From the listing below, pull out all lines with "value" in them.

■ ■ ■ ■ ■ ■ ■

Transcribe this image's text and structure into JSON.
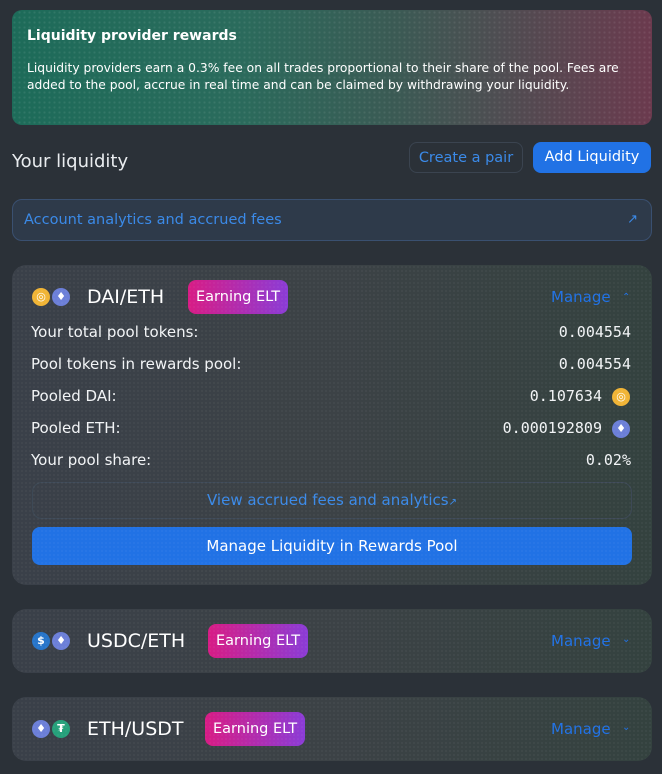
{
  "banner": {
    "title": "Liquidity provider rewards",
    "text": "Liquidity providers earn a 0.3% fee on all trades proportional to their share of the pool. Fees are added to the pool, accrue in real time and can be claimed by withdrawing your liquidity."
  },
  "header": {
    "title": "Your liquidity",
    "create_pair": "Create a pair",
    "add_liquidity": "Add Liquidity"
  },
  "analytics_link": {
    "label": "Account analytics and accrued fees",
    "icon": "external-arrow-icon"
  },
  "positions": [
    {
      "pair": "DAI/ETH",
      "badge": "Earning ELT",
      "manage": "Manage",
      "expanded": true,
      "rows": [
        {
          "label": "Your total pool tokens:",
          "value": "0.004554"
        },
        {
          "label": "Pool tokens in rewards pool:",
          "value": "0.004554"
        },
        {
          "label": "Pooled DAI:",
          "value": "0.107634"
        },
        {
          "label": "Pooled ETH:",
          "value": "0.000192809"
        },
        {
          "label": "Your pool share:",
          "value": "0.02%"
        }
      ],
      "fees_link": "View accrued fees and analytics",
      "fees_link_arrow": "↗",
      "manage_pool_button": "Manage Liquidity in Rewards Pool"
    },
    {
      "pair": "USDC/ETH",
      "badge": "Earning ELT",
      "manage": "Manage",
      "expanded": false
    },
    {
      "pair": "ETH/USDT",
      "badge": "Earning ELT",
      "manage": "Manage",
      "expanded": false
    }
  ],
  "icons": {
    "up": "chevron-up-icon",
    "down": "chevron-down-icon",
    "dai": "dai-token-icon",
    "eth": "eth-token-icon",
    "usdc": "usdc-token-icon",
    "usdt": "usdt-token-icon"
  },
  "colors": {
    "accent": "#2172e5",
    "link": "#3b8ae8",
    "badge_start": "#d81c85",
    "badge_end": "#8b3cd6"
  }
}
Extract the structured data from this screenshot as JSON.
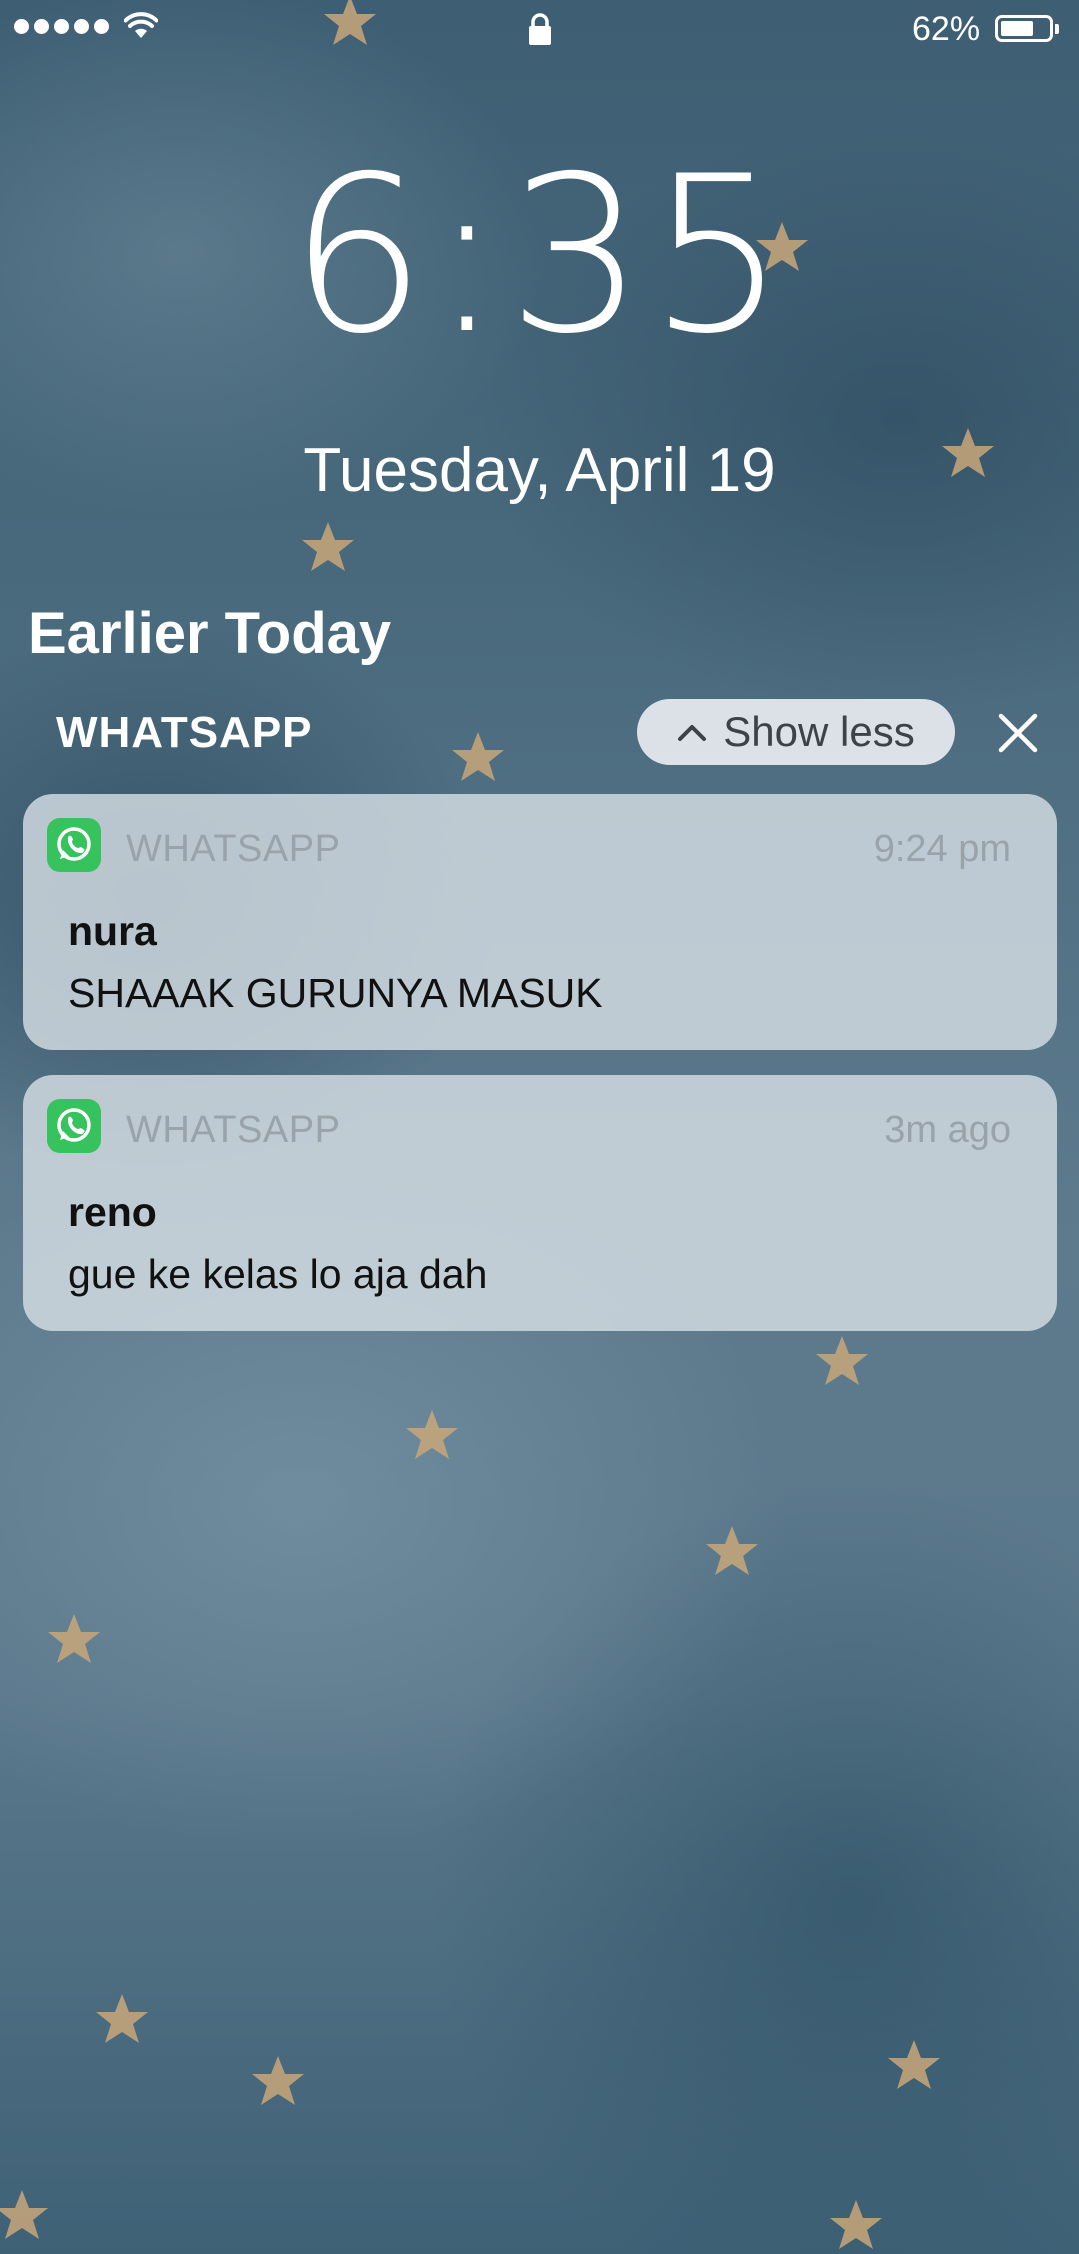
{
  "status_bar": {
    "battery_percent": "62%",
    "battery_level": 0.62,
    "signal_bars": 5,
    "icons": [
      "signal-icon",
      "wifi-icon",
      "lock-icon",
      "battery-icon"
    ]
  },
  "lock_screen": {
    "time": "6:35",
    "date": "Tuesday, April 19",
    "section_title": "Earlier Today",
    "group_title": "WHATSAPP",
    "show_less_label": "Show less",
    "show_less_icon": "chevron-up-icon",
    "close_icon": "close-icon"
  },
  "notifications": [
    {
      "app": "WHATSAPP",
      "icon": "whatsapp-icon",
      "time": "9:24 pm",
      "sender": "nura",
      "message": "SHAAAK GURUNYA MASUK"
    },
    {
      "app": "WHATSAPP",
      "icon": "whatsapp-icon",
      "time": "3m ago",
      "sender": "reno",
      "message": "gue ke kelas lo aja dah"
    }
  ],
  "colors": {
    "whatsapp_green": "#36c25c",
    "card_background": "#d6dee4",
    "muted_text": "#9aa3aa"
  }
}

■ ■ ■ ■ ■ ■ ■

• [The reply]:
          "value": "0.004554"
          "value": "0.004554"
          "value": "0.107634"
          "value": "0.000192809"
          "value": "0.02%"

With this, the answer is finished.